## TO BE DONE
State how many lines include "role", giving the number by itself.

## RECORD EXTRACTS
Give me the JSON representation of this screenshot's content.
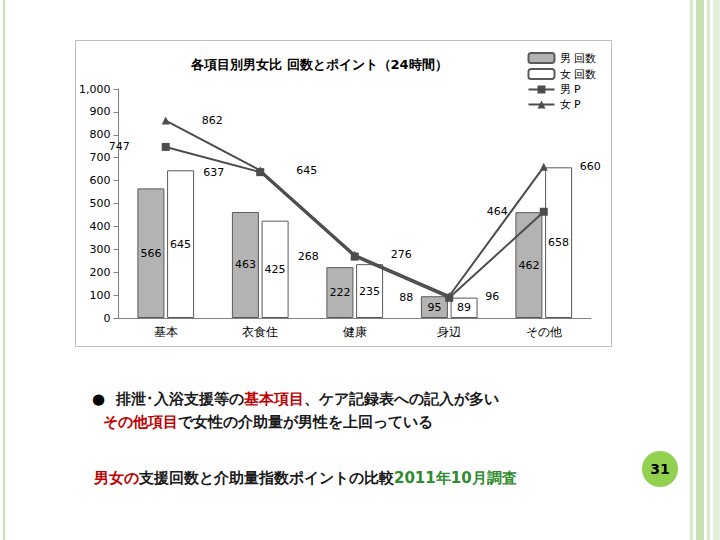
{
  "chart_data": {
    "type": "bar",
    "title": "各項目別男女比 回数とポイント（24時間）",
    "categories": [
      "基本",
      "衣食住",
      "健康",
      "身辺",
      "その他"
    ],
    "series": [
      {
        "name": "男 回数",
        "type": "bar",
        "color": "#b3b3b3",
        "values": [
          566,
          463,
          222,
          95,
          462
        ]
      },
      {
        "name": "女 回数",
        "type": "bar",
        "color": "#ffffff",
        "values": [
          645,
          425,
          235,
          89,
          658
        ]
      },
      {
        "name": "男 P",
        "type": "line",
        "color": "#4d4d4d",
        "marker": "square",
        "values": [
          747,
          637,
          268,
          88,
          464
        ]
      },
      {
        "name": "女 P",
        "type": "line",
        "color": "#4d4d4d",
        "marker": "triangle",
        "values": [
          862,
          645,
          276,
          96,
          660
        ]
      }
    ],
    "ylim": [
      0,
      1000
    ],
    "yticks": [
      0,
      100,
      200,
      300,
      400,
      500,
      600,
      700,
      800,
      900,
      1000
    ],
    "grid": false,
    "legend": "top-right",
    "data_labels": true
  },
  "slide": {
    "bullet": "●",
    "bullet_lines": [
      [
        {
          "text": "排泄･入浴支援等の",
          "color": "#1a1a1a"
        },
        {
          "text": "基本項目",
          "color": "#c00000"
        },
        {
          "text": "、ケア記録表への記入が多い",
          "color": "#1a1a1a"
        }
      ],
      [
        {
          "text": "その他項目",
          "color": "#c00000"
        },
        {
          "text": "で女性の介助量が男性を上回っている",
          "color": "#1a1a1a"
        }
      ]
    ],
    "footer": [
      {
        "text": "男女の",
        "color": "#c00000"
      },
      {
        "text": "支援回数と介助量指数ポイントの比較",
        "color": "#1a1a1a"
      },
      {
        "text": "2011年10月調査",
        "color": "#2e8b2e"
      }
    ],
    "page_number": 31
  }
}
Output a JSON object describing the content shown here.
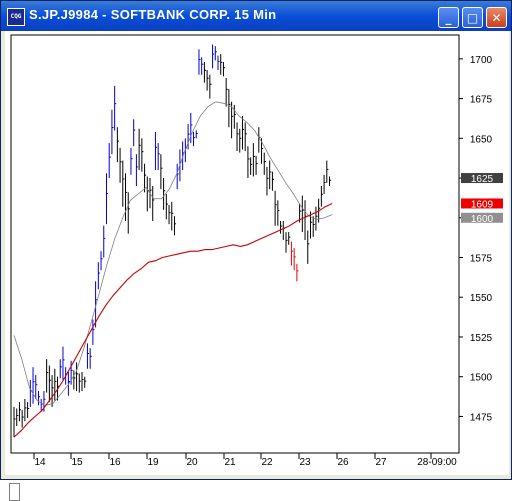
{
  "window": {
    "title": "S.JP.J9984 - SOFTBANK CORP. 15 Min",
    "icon_label": "CQG",
    "minimize_glyph": "_",
    "maximize_glyph": "□",
    "close_glyph": "✕"
  },
  "colors": {
    "title_bar": "#0a4fd8",
    "up_bar": "#0000cc",
    "down_bar": "#000000",
    "long_average": "#cc0000",
    "short_average": "#808080",
    "last_price_tag": "#404040",
    "red_tag": "#ee0000",
    "gray_tag": "#909090"
  },
  "chart_data": {
    "type": "ohlc",
    "y_axis": {
      "ylim": [
        1452,
        1715
      ],
      "ticks": [
        1475,
        1500,
        1525,
        1550,
        1575,
        1600,
        1625,
        1650,
        1675,
        1700
      ]
    },
    "x_axis": {
      "ticks": [
        "14",
        "15",
        "16",
        "19",
        "20",
        "21",
        "22",
        "23",
        "26",
        "27",
        "28-09:00"
      ]
    },
    "price_tags": [
      {
        "label": "1625",
        "value": 1625,
        "color": "#404040"
      },
      {
        "label": "1609",
        "value": 1609,
        "color": "#ee0000"
      },
      {
        "label": "1600",
        "value": 1600,
        "color": "#909090"
      }
    ],
    "series": [
      {
        "role": "price",
        "segments": [
          {
            "color": "down",
            "points": [
              [
                1481,
                1462
              ],
              [
                1480,
                1469
              ],
              [
                1484,
                1472
              ],
              [
                1479,
                1468
              ],
              [
                1486,
                1472
              ],
              [
                1484,
                1474
              ]
            ]
          },
          {
            "color": "up",
            "points": [
              [
                1498,
                1481
              ],
              [
                1506,
                1483
              ],
              [
                1501,
                1486
              ],
              [
                1491,
                1482
              ],
              [
                1486,
                1478
              ],
              [
                1491,
                1478
              ]
            ]
          },
          {
            "color": "down",
            "points": [
              [
                1511,
                1490
              ],
              [
                1507,
                1484
              ],
              [
                1501,
                1481
              ],
              [
                1505,
                1485
              ],
              [
                1500,
                1485
              ]
            ]
          },
          {
            "color": "up",
            "points": [
              [
                1511,
                1499
              ],
              [
                1519,
                1498
              ],
              [
                1506,
                1495
              ],
              [
                1503,
                1488
              ],
              [
                1510,
                1495
              ]
            ]
          },
          {
            "color": "down",
            "points": [
              [
                1504,
                1492
              ],
              [
                1509,
                1491
              ],
              [
                1502,
                1490
              ],
              [
                1503,
                1491
              ],
              [
                1500,
                1493
              ]
            ]
          },
          {
            "color": "up",
            "points": [
              [
                1521,
                1505
              ],
              [
                1518,
                1505
              ],
              [
                1536,
                1520
              ],
              [
                1560,
                1531
              ],
              [
                1572,
                1555
              ],
              [
                1579,
                1567
              ],
              [
                1595,
                1575
              ],
              [
                1628,
                1596
              ],
              [
                1647,
                1625
              ],
              [
                1668,
                1640
              ],
              [
                1683,
                1655
              ]
            ]
          },
          {
            "color": "down",
            "points": [
              [
                1657,
                1635
              ],
              [
                1644,
                1622
              ],
              [
                1636,
                1607
              ],
              [
                1628,
                1598
              ],
              [
                1616,
                1590
              ]
            ]
          },
          {
            "color": "up",
            "points": [
              [
                1644,
                1627
              ],
              [
                1662,
                1645
              ],
              [
                1640,
                1620
              ]
            ]
          },
          {
            "color": "down",
            "points": [
              [
                1656,
                1630
              ],
              [
                1650,
                1629
              ],
              [
                1634,
                1616
              ],
              [
                1626,
                1604
              ],
              [
                1625,
                1606
              ],
              [
                1620,
                1598
              ]
            ]
          },
          {
            "color": "up",
            "points": [
              [
                1654,
                1630
              ],
              [
                1647,
                1630
              ]
            ]
          },
          {
            "color": "down",
            "points": [
              [
                1640,
                1618
              ],
              [
                1625,
                1605
              ],
              [
                1615,
                1599
              ],
              [
                1608,
                1596
              ],
              [
                1610,
                1592
              ],
              [
                1601,
                1589
              ]
            ]
          },
          {
            "color": "up",
            "points": [
              [
                1634,
                1618
              ],
              [
                1643,
                1623
              ],
              [
                1648,
                1630
              ],
              [
                1650,
                1635
              ],
              [
                1659,
                1643
              ],
              [
                1666,
                1647
              ],
              [
                1654,
                1645
              ],
              [
                1655,
                1650
              ]
            ]
          },
          {
            "color": "up",
            "points": [
              [
                1706,
                1690
              ],
              [
                1701,
                1690
              ]
            ]
          },
          {
            "color": "down",
            "points": [
              [
                1698,
                1685
              ],
              [
                1693,
                1680
              ],
              [
                1690,
                1675
              ]
            ]
          },
          {
            "color": "up",
            "points": [
              [
                1709,
                1694
              ],
              [
                1708,
                1699
              ],
              [
                1702,
                1693
              ]
            ]
          },
          {
            "color": "down",
            "points": [
              [
                1703,
                1690
              ],
              [
                1698,
                1689
              ],
              [
                1688,
                1670
              ],
              [
                1681,
                1657
              ],
              [
                1673,
                1650
              ],
              [
                1671,
                1656
              ],
              [
                1660,
                1642
              ],
              [
                1656,
                1641
              ],
              [
                1664,
                1643
              ],
              [
                1660,
                1642
              ],
              [
                1645,
                1625
              ],
              [
                1638,
                1627
              ],
              [
                1647,
                1626
              ],
              [
                1639,
                1627
              ],
              [
                1657,
                1641
              ],
              [
                1650,
                1634
              ],
              [
                1641,
                1627
              ],
              [
                1632,
                1614
              ],
              [
                1636,
                1618
              ],
              [
                1629,
                1617
              ],
              [
                1617,
                1595
              ],
              [
                1611,
                1595
              ],
              [
                1598,
                1590
              ],
              [
                1598,
                1586
              ],
              [
                1591,
                1578
              ],
              [
                1591,
                1583
              ]
            ]
          },
          {
            "color": "red",
            "points": [
              [
                1585,
                1570
              ],
              [
                1581,
                1567
              ],
              [
                1571,
                1560
              ]
            ]
          },
          {
            "color": "down",
            "points": [
              [
                1609,
                1597
              ],
              [
                1614,
                1591
              ],
              [
                1611,
                1586
              ],
              [
                1592,
                1571
              ],
              [
                1604,
                1587
              ],
              [
                1601,
                1588
              ],
              [
                1607,
                1592
              ],
              [
                1612,
                1597
              ],
              [
                1620,
                1607
              ],
              [
                1627,
                1615
              ],
              [
                1636,
                1622
              ],
              [
                1626,
                1620
              ]
            ]
          }
        ]
      },
      {
        "role": "long_average",
        "color": "#cc0000",
        "points": [
          [
            1462
          ],
          [
            1466
          ],
          [
            1471
          ],
          [
            1475
          ],
          [
            1479
          ],
          [
            1485
          ],
          [
            1491
          ],
          [
            1498
          ],
          [
            1506
          ],
          [
            1514
          ],
          [
            1522
          ],
          [
            1530
          ],
          [
            1538
          ],
          [
            1545
          ],
          [
            1551
          ],
          [
            1556
          ],
          [
            1561
          ],
          [
            1565
          ],
          [
            1568
          ],
          [
            1572
          ],
          [
            1573
          ],
          [
            1575
          ],
          [
            1576
          ],
          [
            1577
          ],
          [
            1578
          ],
          [
            1579
          ],
          [
            1579
          ],
          [
            1580
          ],
          [
            1580
          ],
          [
            1581
          ],
          [
            1582
          ],
          [
            1583
          ],
          [
            1582
          ],
          [
            1583
          ],
          [
            1585
          ],
          [
            1587
          ],
          [
            1589
          ],
          [
            1591
          ],
          [
            1593
          ],
          [
            1595
          ],
          [
            1598
          ],
          [
            1600
          ],
          [
            1602
          ],
          [
            1604
          ],
          [
            1607
          ],
          [
            1609
          ]
        ]
      },
      {
        "role": "short_average",
        "color": "#808080",
        "points": [
          [
            1526
          ],
          [
            1511
          ],
          [
            1493
          ],
          [
            1485
          ],
          [
            1482
          ],
          [
            1483
          ],
          [
            1489
          ],
          [
            1495
          ],
          [
            1503
          ],
          [
            1518
          ],
          [
            1535
          ],
          [
            1553
          ],
          [
            1571
          ],
          [
            1587
          ],
          [
            1600
          ],
          [
            1611
          ],
          [
            1615
          ],
          [
            1619
          ],
          [
            1612
          ],
          [
            1612
          ],
          [
            1618
          ],
          [
            1628
          ],
          [
            1642
          ],
          [
            1654
          ],
          [
            1664
          ],
          [
            1670
          ],
          [
            1673
          ],
          [
            1672
          ],
          [
            1670
          ],
          [
            1664
          ],
          [
            1660
          ],
          [
            1655
          ],
          [
            1647
          ],
          [
            1638
          ],
          [
            1630
          ],
          [
            1622
          ],
          [
            1615
          ],
          [
            1607
          ],
          [
            1601
          ],
          [
            1599
          ],
          [
            1600
          ],
          [
            1602
          ]
        ]
      }
    ]
  }
}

## OUTPUT
3